# [Dataset items]
** begin **

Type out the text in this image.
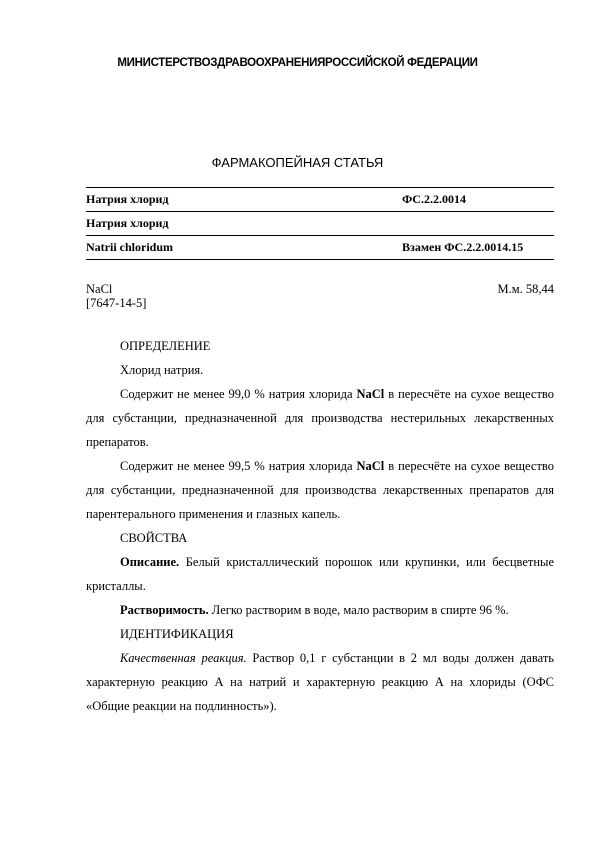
МИНИСТЕРСТВОЗДРАВООХРАНЕНИЯРОССИЙСКОЙ ФЕДЕРАЦИИ
ФАРМАКОПЕЙНАЯ СТАТЬЯ
Натрия хлорид	ФС.2.2.0014
Натрия хлорид
Natrii chloridum	Взамен ФС.2.2.0014.15
NaCl
[7647-14-5]
М.м. 58,44
ОПРЕДЕЛЕНИЕ

Хлорид натрия.

Содержит не менее 99,0 % натрия хлорида NaCl в пересчёте на сухое вещество для субстанции, предназначенной для производства нестерильных лекарственных препаратов.

Содержит не менее 99,5 % натрия хлорида NaCl в пересчёте на сухое вещество для субстанции, предназначенной для производства лекарственных препаратов для парентерального применения и глазных капель.

СВОЙСТВА

Описание. Белый кристаллический порошок или крупинки, или бесцветные кристаллы.

Растворимость. Легко растворим в воде, мало растворим в спирте 96 %.

ИДЕНТИФИКАЦИЯ

Качественная реакция. Раствор 0,1 г субстанции в 2 мл воды должен давать характерную реакцию А на натрий и характерную реакцию А на хлориды (ОФС «Общие реакции на подлинность»).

** end **

# [PROBLEM TO SOLVE]
Using the listing, copy every line where the word "менее" shows up.

# [EXERCISE RESPONSE]
Содержит не менее 99,0 % натрия хлорида NaCl в пересчёте на сухое вещество для субстанции, предназначенной для производства нестерильных лекарственных препаратов.
Содержит не менее 99,5 % натрия хлорида NaCl в пересчёте на сухое вещество для субстанции, предназначенной для производства лекарственных препаратов для парентерального применения и глазных капель.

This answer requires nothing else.